_PROBLEM_:
Show all lines from the listing below that contain "this".

_DATA SUPPLIED_:

>> START

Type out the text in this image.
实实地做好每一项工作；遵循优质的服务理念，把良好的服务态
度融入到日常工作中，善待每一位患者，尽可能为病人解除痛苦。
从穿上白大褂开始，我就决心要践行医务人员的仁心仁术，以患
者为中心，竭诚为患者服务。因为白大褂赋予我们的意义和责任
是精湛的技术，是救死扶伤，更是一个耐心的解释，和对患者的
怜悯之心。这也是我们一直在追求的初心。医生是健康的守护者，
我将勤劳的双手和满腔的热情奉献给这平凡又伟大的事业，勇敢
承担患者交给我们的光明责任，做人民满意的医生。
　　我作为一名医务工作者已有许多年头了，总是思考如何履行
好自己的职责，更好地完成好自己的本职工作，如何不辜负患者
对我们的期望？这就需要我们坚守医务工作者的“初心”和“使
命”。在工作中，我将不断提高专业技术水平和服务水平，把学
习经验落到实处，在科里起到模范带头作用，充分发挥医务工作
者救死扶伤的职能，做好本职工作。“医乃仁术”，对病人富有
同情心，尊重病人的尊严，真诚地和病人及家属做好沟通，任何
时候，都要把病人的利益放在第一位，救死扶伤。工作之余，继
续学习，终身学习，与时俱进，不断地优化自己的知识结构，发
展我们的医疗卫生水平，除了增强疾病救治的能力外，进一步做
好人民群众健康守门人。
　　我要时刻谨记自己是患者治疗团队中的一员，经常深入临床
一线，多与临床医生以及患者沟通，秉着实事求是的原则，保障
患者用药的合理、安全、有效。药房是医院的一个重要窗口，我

>> END
>> START

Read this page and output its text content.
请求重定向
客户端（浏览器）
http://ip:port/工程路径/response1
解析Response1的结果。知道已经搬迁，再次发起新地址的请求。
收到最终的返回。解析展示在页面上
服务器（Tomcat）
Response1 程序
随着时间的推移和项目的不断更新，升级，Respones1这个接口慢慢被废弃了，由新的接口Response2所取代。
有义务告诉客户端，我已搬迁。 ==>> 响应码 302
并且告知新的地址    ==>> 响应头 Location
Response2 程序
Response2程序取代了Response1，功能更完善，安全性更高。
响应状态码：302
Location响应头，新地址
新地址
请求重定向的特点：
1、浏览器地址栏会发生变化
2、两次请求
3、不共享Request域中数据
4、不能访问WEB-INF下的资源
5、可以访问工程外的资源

>> END

_RESPONSE TO THE EXERCISE_:
Type out the text in this image.
Read this page and output its text content.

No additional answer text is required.